**Task brief**. Omit all images, then return the remaining material exactly as it stands.

**Input**.
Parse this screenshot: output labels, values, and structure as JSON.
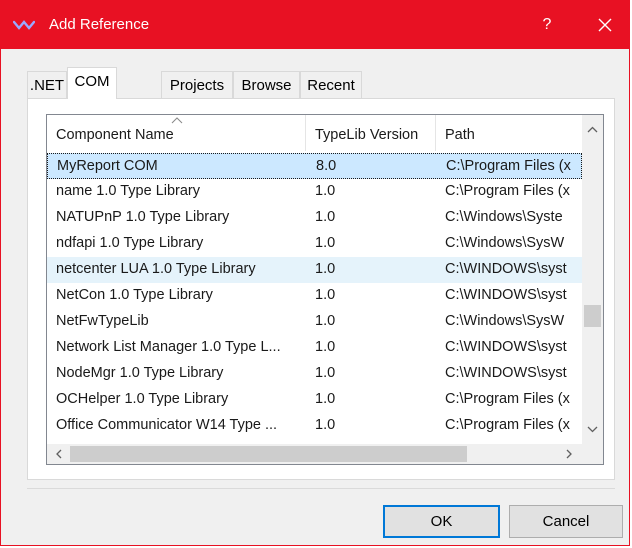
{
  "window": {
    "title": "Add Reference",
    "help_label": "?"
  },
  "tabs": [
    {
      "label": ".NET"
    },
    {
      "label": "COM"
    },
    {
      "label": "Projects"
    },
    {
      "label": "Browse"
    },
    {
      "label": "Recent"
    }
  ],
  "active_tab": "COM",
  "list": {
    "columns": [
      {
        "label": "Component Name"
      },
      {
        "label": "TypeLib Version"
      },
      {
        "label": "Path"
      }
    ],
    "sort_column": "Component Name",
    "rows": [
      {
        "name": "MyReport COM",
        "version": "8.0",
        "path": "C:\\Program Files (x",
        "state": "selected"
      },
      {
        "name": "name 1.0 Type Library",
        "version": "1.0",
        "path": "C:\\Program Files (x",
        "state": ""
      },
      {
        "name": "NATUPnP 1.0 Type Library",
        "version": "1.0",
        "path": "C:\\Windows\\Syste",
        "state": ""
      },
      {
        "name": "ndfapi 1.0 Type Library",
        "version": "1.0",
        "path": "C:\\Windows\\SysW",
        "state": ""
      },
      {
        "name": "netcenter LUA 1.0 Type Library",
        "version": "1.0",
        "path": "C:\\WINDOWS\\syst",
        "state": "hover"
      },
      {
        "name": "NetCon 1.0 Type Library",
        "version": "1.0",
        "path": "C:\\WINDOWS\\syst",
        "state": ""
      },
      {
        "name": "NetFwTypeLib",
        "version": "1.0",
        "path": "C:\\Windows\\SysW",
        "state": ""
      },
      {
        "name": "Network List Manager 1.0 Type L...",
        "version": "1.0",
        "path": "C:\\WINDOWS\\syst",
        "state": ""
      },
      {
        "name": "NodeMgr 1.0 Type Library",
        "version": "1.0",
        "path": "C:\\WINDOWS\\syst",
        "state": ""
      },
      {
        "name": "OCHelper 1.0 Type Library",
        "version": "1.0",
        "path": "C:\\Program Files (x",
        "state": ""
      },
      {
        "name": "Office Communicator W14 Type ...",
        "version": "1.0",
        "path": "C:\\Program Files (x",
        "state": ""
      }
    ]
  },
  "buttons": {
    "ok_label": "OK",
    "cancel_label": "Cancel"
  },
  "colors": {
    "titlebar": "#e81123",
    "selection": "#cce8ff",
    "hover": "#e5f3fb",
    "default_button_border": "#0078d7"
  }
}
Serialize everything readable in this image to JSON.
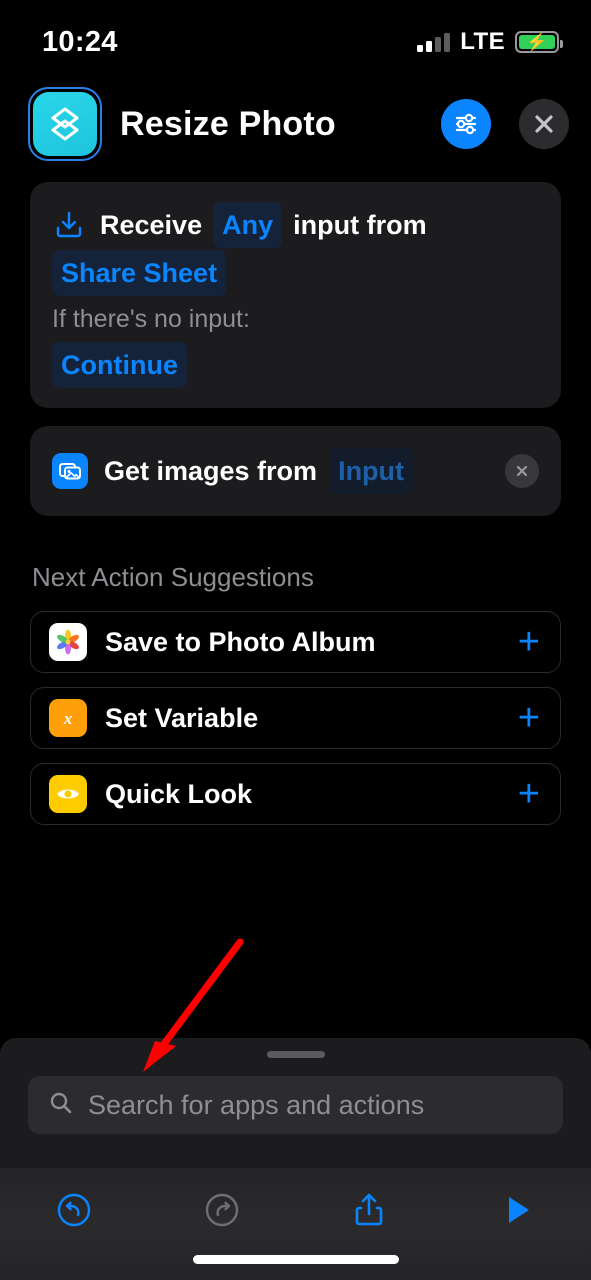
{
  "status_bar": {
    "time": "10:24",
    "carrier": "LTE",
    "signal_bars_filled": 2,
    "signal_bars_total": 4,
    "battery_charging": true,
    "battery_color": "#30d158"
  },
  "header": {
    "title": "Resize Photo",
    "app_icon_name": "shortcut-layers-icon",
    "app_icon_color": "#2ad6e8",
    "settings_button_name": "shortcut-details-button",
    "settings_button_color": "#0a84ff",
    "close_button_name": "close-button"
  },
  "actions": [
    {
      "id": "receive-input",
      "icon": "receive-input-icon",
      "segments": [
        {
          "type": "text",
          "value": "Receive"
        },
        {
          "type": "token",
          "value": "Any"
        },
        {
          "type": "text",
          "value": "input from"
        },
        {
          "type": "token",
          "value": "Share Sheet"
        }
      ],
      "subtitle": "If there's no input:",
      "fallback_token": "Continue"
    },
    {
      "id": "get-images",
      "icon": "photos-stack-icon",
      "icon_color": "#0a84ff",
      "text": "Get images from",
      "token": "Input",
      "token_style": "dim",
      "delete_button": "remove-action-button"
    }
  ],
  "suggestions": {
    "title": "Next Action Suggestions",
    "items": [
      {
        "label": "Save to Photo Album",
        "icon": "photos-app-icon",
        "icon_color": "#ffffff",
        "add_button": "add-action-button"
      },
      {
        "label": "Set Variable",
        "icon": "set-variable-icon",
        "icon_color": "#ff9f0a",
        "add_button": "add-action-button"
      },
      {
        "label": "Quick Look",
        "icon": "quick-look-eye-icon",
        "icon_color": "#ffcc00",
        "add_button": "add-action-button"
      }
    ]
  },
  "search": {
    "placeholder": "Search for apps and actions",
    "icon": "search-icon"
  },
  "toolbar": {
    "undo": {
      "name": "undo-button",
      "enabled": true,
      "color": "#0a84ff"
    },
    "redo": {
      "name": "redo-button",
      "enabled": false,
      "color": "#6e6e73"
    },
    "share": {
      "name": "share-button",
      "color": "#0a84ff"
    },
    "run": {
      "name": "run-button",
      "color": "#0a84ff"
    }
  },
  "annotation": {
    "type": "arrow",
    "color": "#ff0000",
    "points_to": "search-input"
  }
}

**Written response**.
Parse this screenshot: output labels, values, and structure as JSON.
{
  "window": {
    "title": "Add Reference",
    "help_label": "?"
  },
  "tabs": [
    {
      "label": ".NET"
    },
    {
      "label": "COM"
    },
    {
      "label": "Projects"
    },
    {
      "label": "Browse"
    },
    {
      "label": "Recent"
    }
  ],
  "active_tab": "COM",
  "list": {
    "columns": [
      {
        "label": "Component Name"
      },
      {
        "label": "TypeLib Version"
      },
      {
        "label": "Path"
      }
    ],
    "sort_column": "Component Name",
    "rows": [
      {
        "name": "MyReport COM",
        "version": "8.0",
        "path": "C:\\Program Files (x",
        "state": "selected"
      },
      {
        "name": "name 1.0 Type Library",
        "version": "1.0",
        "path": "C:\\Program Files (x",
        "state": ""
      },
      {
        "name": "NATUPnP 1.0 Type Library",
        "version": "1.0",
        "path": "C:\\Windows\\Syste",
        "state": ""
      },
      {
        "name": "ndfapi 1.0 Type Library",
        "version": "1.0",
        "path": "C:\\Windows\\SysW",
        "state": ""
      },
      {
        "name": "netcenter LUA 1.0 Type Library",
        "version": "1.0",
        "path": "C:\\WINDOWS\\syst",
        "state": "hover"
      },
      {
        "name": "NetCon 1.0 Type Library",
        "version": "1.0",
        "path": "C:\\WINDOWS\\syst",
        "state": ""
      },
      {
        "name": "NetFwTypeLib",
        "version": "1.0",
        "path": "C:\\Windows\\SysW",
        "state": ""
      },
      {
        "name": "Network List Manager 1.0 Type L...",
        "version": "1.0",
        "path": "C:\\WINDOWS\\syst",
        "state": ""
      },
      {
        "name": "NodeMgr 1.0 Type Library",
        "version": "1.0",
        "path": "C:\\WINDOWS\\syst",
        "state": ""
      },
      {
        "name": "OCHelper 1.0 Type Library",
        "version": "1.0",
        "path": "C:\\Program Files (x",
        "state": ""
      },
      {
        "name": "Office Communicator W14 Type ...",
        "version": "1.0",
        "path": "C:\\Program Files (x",
        "state": ""
      }
    ]
  },
  "buttons": {
    "ok_label": "OK",
    "cancel_label": "Cancel"
  },
  "colors": {
    "titlebar": "#e81123",
    "selection": "#cce8ff",
    "hover": "#e5f3fb",
    "default_button_border": "#0078d7"
  }
}
Serialize everything readable in this image to JSON.
{
  "status_bar": {
    "time": "10:24",
    "carrier": "LTE",
    "signal_bars_filled": 2,
    "signal_bars_total": 4,
    "battery_charging": true,
    "battery_color": "#30d158"
  },
  "header": {
    "title": "Resize Photo",
    "app_icon_name": "shortcut-layers-icon",
    "app_icon_color": "#2ad6e8",
    "settings_button_name": "shortcut-details-button",
    "settings_button_color": "#0a84ff",
    "close_button_name": "close-button"
  },
  "actions": [
    {
      "id": "receive-input",
      "icon": "receive-input-icon",
      "segments": [
        {
          "type": "text",
          "value": "Receive"
        },
        {
          "type": "token",
          "value": "Any"
        },
        {
          "type": "text",
          "value": "input from"
        },
        {
          "type": "token",
          "value": "Share Sheet"
        }
      ],
      "subtitle": "If there's no input:",
      "fallback_token": "Continue"
    },
    {
      "id": "get-images",
      "icon": "photos-stack-icon",
      "icon_color": "#0a84ff",
      "text": "Get images from",
      "token": "Input",
      "token_style": "dim",
      "delete_button": "remove-action-button"
    }
  ],
  "suggestions": {
    "title": "Next Action Suggestions",
    "items": [
      {
        "label": "Save to Photo Album",
        "icon": "photos-app-icon",
        "icon_color": "#ffffff",
        "add_button": "add-action-button"
      },
      {
        "label": "Set Variable",
        "icon": "set-variable-icon",
        "icon_color": "#ff9f0a",
        "add_button": "add-action-button"
      },
      {
        "label": "Quick Look",
        "icon": "quick-look-eye-icon",
        "icon_color": "#ffcc00",
        "add_button": "add-action-button"
      }
    ]
  },
  "search": {
    "placeholder": "Search for apps and actions",
    "icon": "search-icon"
  },
  "toolbar": {
    "undo": {
      "name": "undo-button",
      "enabled": true,
      "color": "#0a84ff"
    },
    "redo": {
      "name": "redo-button",
      "enabled": false,
      "color": "#6e6e73"
    },
    "share": {
      "name": "share-button",
      "color": "#0a84ff"
    },
    "run": {
      "name": "run-button",
      "color": "#0a84ff"
    }
  },
  "annotation": {
    "type": "arrow",
    "color": "#ff0000",
    "points_to": "search-input"
  }
}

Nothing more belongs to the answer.